Return all of the data exactly as written, without the pictures.

____________________

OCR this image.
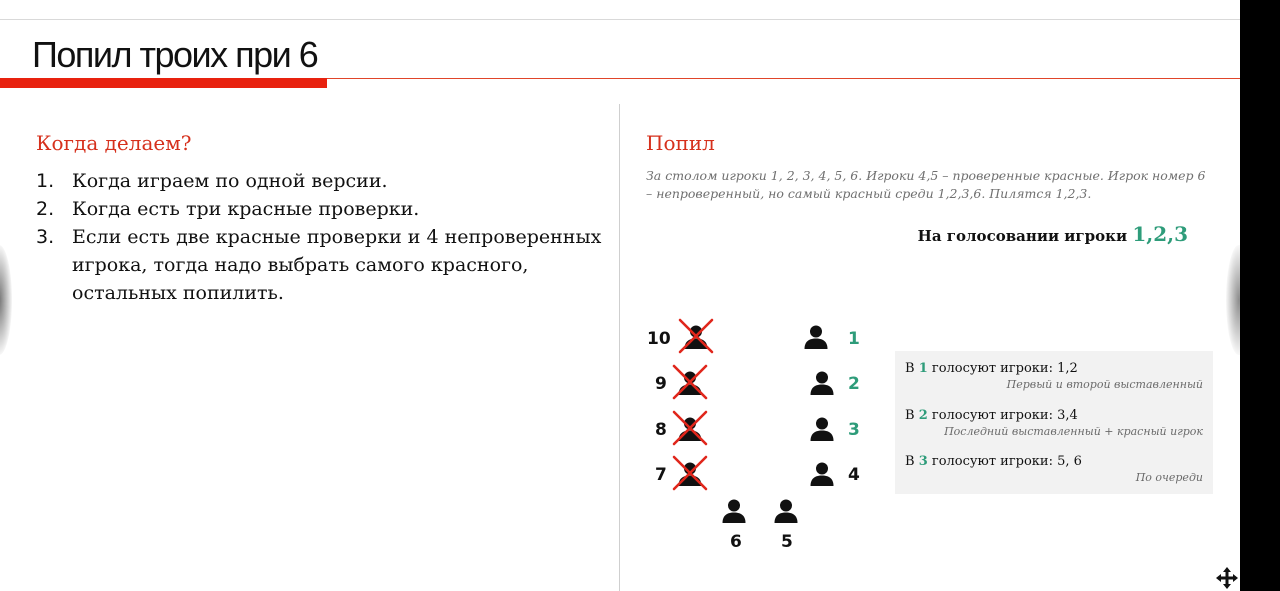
Попил троих при 6
Когда делаем?
1. Когда играем по одной версии.
2. Когда есть три красные проверки.
3. Если есть две красные проверки и 4 непроверенных игрока, тогда надо выбрать самого красного, остальных попилить.
Попил
За столом игроки 1, 2, 3, 4, 5, 6. Игроки 4,5 – проверенные красные. Игрок номер 6 – непроверенный, но самый красный среди 1,2,3,6. Пилятся 1,2,3.
На голосовании игроки 1,2,3
10
9
8
7
6 5
4
3
2
1
В 1 голосуют игроки: 1,2
Первый и второй выставленный
В 2 голосуют игроки: 3,4
Последний выставленный + красный игрок
В 3 голосуют игроки: 5, 6
По очереди
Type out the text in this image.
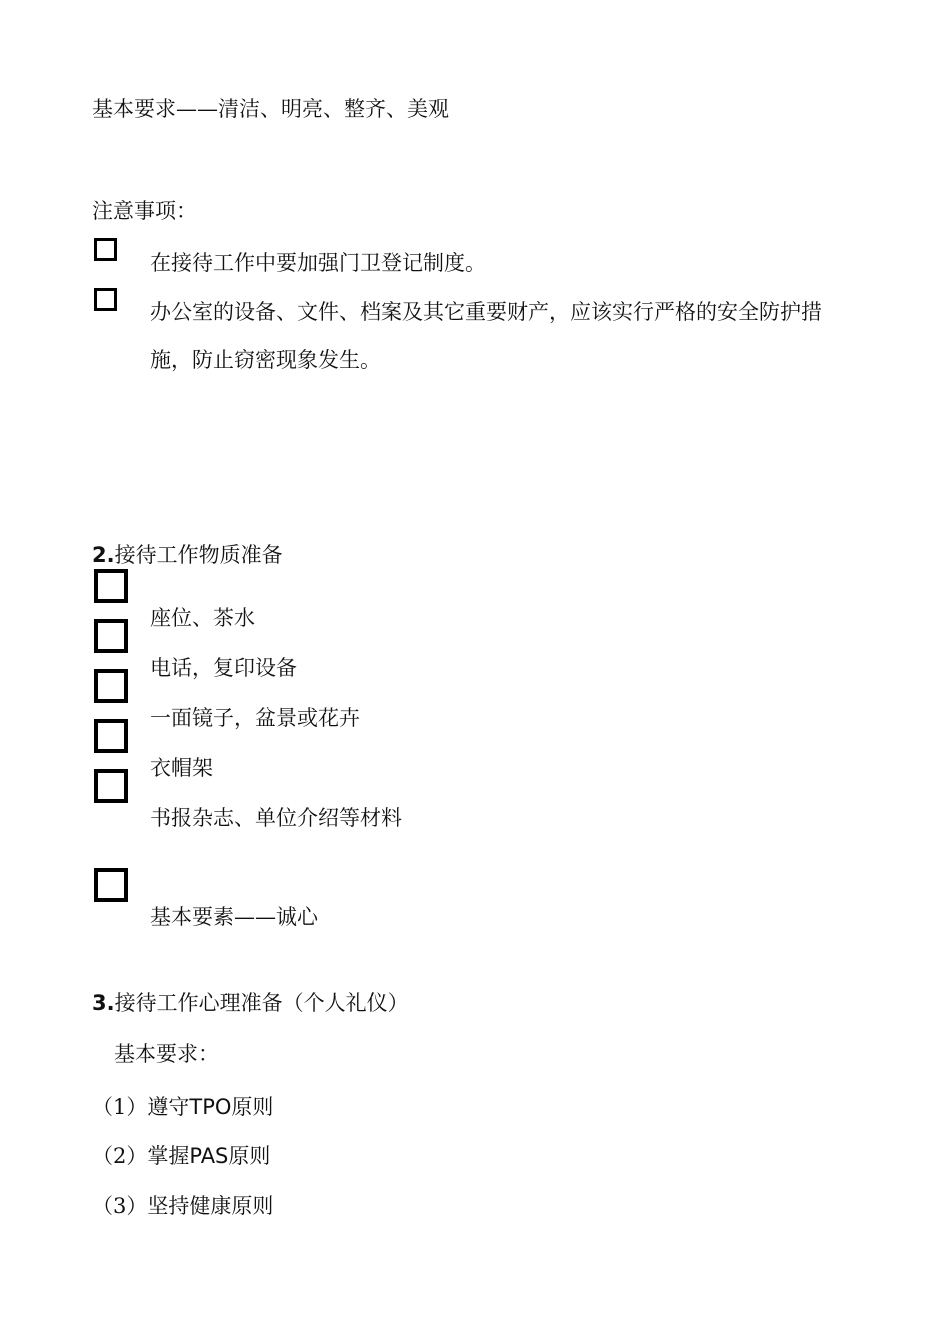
基本要求——清洁、明亮、整齐、美观
注意事项：
在接待工作中要加强门卫登记制度。
办公室的设备、文件、档案及其它重要财产，应该实行严格的安全防护措
施，防止窃密现象发生。
2.接待工作物质准备
座位、茶水
电话，复印设备
一面镜子，盆景或花卉
衣帽架
书报杂志、单位介绍等材料
基本要素——诚心
3.接待工作心理准备（个人礼仪）
基本要求：
（1）遵守TPO原则
（2）掌握PAS原则
（3）坚持健康原则
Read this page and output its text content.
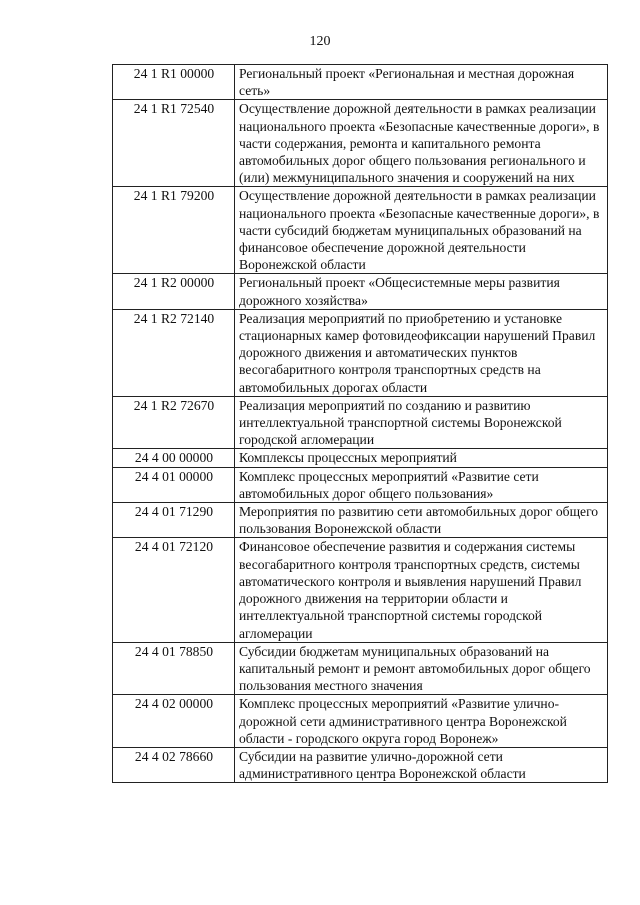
120
24 1 R1 00000	Региональный проект «Региональная и местная дорожная сеть»
24 1 R1 72540	Осуществление дорожной деятельности в рамках реализации национального проекта «Безопасные качественные дороги», в части содержания, ремонта и капитального ремонта автомобильных дорог общего пользования регионального и (или) межмуниципального значения и сооружений на них
24 1 R1 79200	Осуществление дорожной деятельности в рамках реализации национального проекта «Безопасные качественные дороги», в части субсидий бюджетам муниципальных образований на финансовое обеспечение дорожной деятельности Воронежской области
24 1 R2 00000	Региональный проект «Общесистемные меры развития дорожного хозяйства»
24 1 R2 72140	Реализация мероприятий по приобретению и установке стационарных камер фотовидеофиксации нарушений Правил дорожного движения и автоматических пунктов весогабаритного контроля транспортных средств на автомобильных дорогах области
24 1 R2 72670	Реализация мероприятий по созданию и развитию интеллектуальной транспортной системы Воронежской городской агломерации
24 4 00 00000	Комплексы процессных мероприятий
24 4 01 00000	Комплекс процессных мероприятий «Развитие сети автомобильных дорог общего пользования»
24 4 01 71290	Мероприятия по развитию сети автомобильных дорог общего пользования Воронежской области
24 4 01 72120	Финансовое обеспечение развития и содержания системы весогабаритного контроля транспортных средств, системы автоматического контроля и выявления нарушений Правил дорожного движения на территории области и интеллектуальной транспортной системы городской агломерации
24 4 01 78850	Субсидии бюджетам муниципальных образований на капитальный ремонт и ремонт автомобильных дорог общего пользования местного значения
24 4 02 00000	Комплекс процессных мероприятий «Развитие улично-дорожной сети административного центра Воронежской области - городского округа город Воронеж»
24 4 02 78660	Субсидии на развитие улично-дорожной сети административного центра Воронежской области
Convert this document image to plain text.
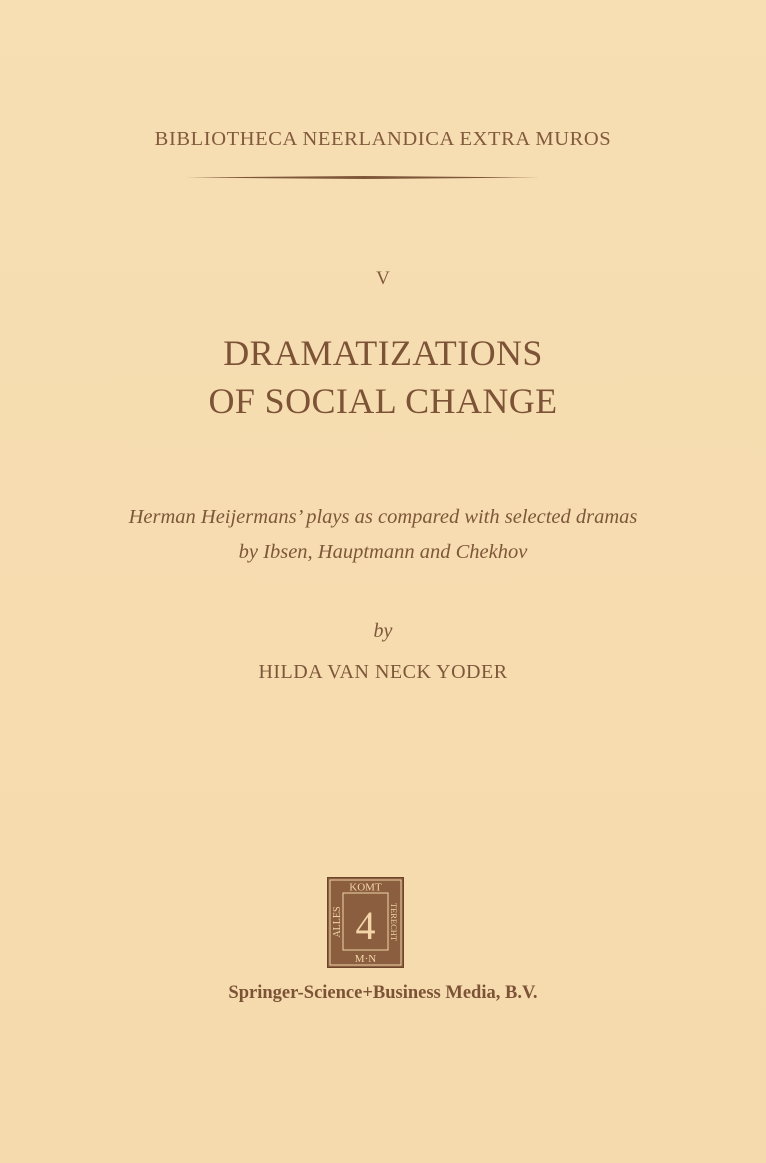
BIBLIOTHECA NEERLANDICA EXTRA MUROS
V
DRAMATIZATIONS
OF SOCIAL CHANGE
Herman Heijermans’ plays as compared with selected dramas
by Ibsen, Hauptmann and Chekhov
by
HILDA VAN NECK YODER
KOMT
M·N
ALLES	TERECHT
4
Springer-Science+Business Media, B.V.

____________________

Task solution ▸
OCR this image.
Попил троих при 6
Когда делаем?
1. Когда играем по одной версии.
2. Когда есть три красные проверки.
3. Если есть две красные проверки и 4 непроверенных игрока, тогда надо выбрать самого красного, остальных попилить.
Попил
За столом игроки 1, 2, 3, 4, 5, 6. Игроки 4,5 – проверенные красные. Игрок номер 6 – непроверенный, но самый красный среди 1,2,3,6. Пилятся 1,2,3.
На голосовании игроки 1,2,3
10
9
8
7
6 5
4
3
2
1
В 1 голосуют игроки: 1,2
Первый и второй выставленный
В 2 голосуют игроки: 3,4
Последний выставленный + красный игрок
В 3 голосуют игроки: 5, 6
По очереди
Type out the text in this image.
基本要求——清洁、明亮、整齐、美观
注意事项：
在接待工作中要加强门卫登记制度。
办公室的设备、文件、档案及其它重要财产，应该实行严格的安全防护措
施，防止窃密现象发生。
2.接待工作物质准备
座位、茶水
电话，复印设备
一面镜子，盆景或花卉
衣帽架
书报杂志、单位介绍等材料
基本要素——诚心
3.接待工作心理准备（个人礼仪）
基本要求：
（1）遵守TPO原则
（2）掌握PAS原则
（3）坚持健康原则
Read this page and output its text content.
120
24 1 R1 00000	Региональный проект «Региональная и местная дорожная сеть»
24 1 R1 72540	Осуществление дорожной деятельности в рамках реализации национального проекта «Безопасные качественные дороги», в части содержания, ремонта и капитального ремонта автомобильных дорог общего пользования регионального и (или) межмуниципального значения и сооружений на них
24 1 R1 79200	Осуществление дорожной деятельности в рамках реализации национального проекта «Безопасные качественные дороги», в части субсидий бюджетам муниципальных образований на финансовое обеспечение дорожной деятельности Воронежской области
24 1 R2 00000	Региональный проект «Общесистемные меры развития дорожного хозяйства»
24 1 R2 72140	Реализация мероприятий по приобретению и установке стационарных камер фотовидеофиксации нарушений Правил дорожного движения и автоматических пунктов весогабаритного контроля транспортных средств на автомобильных дорогах области
24 1 R2 72670	Реализация мероприятий по созданию и развитию интеллектуальной транспортной системы Воронежской городской агломерации
24 4 00 00000	Комплексы процессных мероприятий
24 4 01 00000	Комплекс процессных мероприятий «Развитие сети автомобильных дорог общего пользования»
24 4 01 71290	Мероприятия по развитию сети автомобильных дорог общего пользования Воронежской области
24 4 01 72120	Финансовое обеспечение развития и содержания системы весогабаритного контроля транспортных средств, системы автоматического контроля и выявления нарушений Правил дорожного движения на территории области и интеллектуальной транспортной системы городской агломерации
24 4 01 78850	Субсидии бюджетам муниципальных образований на капитальный ремонт и ремонт автомобильных дорог общего пользования местного значения
24 4 02 00000	Комплекс процессных мероприятий «Развитие улично-дорожной сети административного центра Воронежской области - городского округа город Воронеж»
24 4 02 78660	Субсидии на развитие улично-дорожной сети административного центра Воронежской области
Convert this document image to plain text.
BIBLIOTHECA NEERLANDICA EXTRA MUROS
V
DRAMATIZATIONS
OF SOCIAL CHANGE
Herman Heijermans’ plays as compared with selected dramas
by Ibsen, Hauptmann and Chekhov
by
HILDA VAN NECK YODER
KOMT
M·N
ALLES	TERECHT
4
Springer-Science+Business Media, B.V.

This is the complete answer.